Requirement:
Filter the entries, keeping every line with the word "chevron".

Record extracts:
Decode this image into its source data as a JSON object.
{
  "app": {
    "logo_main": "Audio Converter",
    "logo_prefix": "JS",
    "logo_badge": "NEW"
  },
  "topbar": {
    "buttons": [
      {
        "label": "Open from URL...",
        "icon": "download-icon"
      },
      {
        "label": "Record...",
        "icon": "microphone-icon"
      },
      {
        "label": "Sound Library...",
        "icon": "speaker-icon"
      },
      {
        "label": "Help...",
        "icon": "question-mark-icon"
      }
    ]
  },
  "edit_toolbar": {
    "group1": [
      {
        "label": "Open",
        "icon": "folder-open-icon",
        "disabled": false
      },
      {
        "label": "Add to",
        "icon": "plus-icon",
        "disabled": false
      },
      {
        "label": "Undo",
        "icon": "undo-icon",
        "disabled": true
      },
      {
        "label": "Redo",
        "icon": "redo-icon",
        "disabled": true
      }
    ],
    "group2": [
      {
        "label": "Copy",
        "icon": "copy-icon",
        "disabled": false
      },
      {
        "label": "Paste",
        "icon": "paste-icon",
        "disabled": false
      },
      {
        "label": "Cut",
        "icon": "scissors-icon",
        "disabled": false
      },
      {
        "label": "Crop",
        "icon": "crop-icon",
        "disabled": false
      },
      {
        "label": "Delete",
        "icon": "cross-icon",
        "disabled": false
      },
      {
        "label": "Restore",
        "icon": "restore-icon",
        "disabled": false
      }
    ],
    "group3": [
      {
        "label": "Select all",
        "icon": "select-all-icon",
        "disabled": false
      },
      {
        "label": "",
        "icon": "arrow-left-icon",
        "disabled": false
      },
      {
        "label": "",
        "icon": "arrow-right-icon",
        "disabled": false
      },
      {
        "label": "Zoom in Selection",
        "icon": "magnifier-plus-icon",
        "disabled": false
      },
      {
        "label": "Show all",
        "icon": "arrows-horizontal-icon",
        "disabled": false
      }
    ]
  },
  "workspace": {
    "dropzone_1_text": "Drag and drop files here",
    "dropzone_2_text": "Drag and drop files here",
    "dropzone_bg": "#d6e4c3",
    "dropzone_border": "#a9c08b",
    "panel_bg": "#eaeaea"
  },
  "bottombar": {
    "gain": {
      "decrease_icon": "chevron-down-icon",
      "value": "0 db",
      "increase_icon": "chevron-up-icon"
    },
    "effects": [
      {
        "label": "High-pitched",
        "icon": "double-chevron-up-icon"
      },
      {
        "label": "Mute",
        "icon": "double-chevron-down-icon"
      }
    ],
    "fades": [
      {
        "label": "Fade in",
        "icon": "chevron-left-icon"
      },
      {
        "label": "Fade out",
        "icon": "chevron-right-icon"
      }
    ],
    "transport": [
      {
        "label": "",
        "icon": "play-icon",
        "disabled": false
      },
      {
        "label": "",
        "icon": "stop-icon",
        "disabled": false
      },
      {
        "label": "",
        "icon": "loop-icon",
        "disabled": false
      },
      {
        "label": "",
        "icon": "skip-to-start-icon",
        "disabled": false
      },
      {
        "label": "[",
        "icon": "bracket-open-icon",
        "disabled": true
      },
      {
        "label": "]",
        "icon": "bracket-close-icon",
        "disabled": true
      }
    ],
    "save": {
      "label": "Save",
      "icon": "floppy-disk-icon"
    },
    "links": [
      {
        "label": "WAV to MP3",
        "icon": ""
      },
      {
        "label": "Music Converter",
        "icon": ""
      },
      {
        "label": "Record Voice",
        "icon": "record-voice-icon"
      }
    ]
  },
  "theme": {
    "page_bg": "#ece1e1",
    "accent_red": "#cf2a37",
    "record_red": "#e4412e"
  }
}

Output of the task:
      "decrease_icon": "chevron-down-icon",
      "increase_icon": "chevron-up-icon"
        "icon": "double-chevron-up-icon"
        "icon": "double-chevron-down-icon"
        "icon": "chevron-left-icon"
        "icon": "chevron-right-icon"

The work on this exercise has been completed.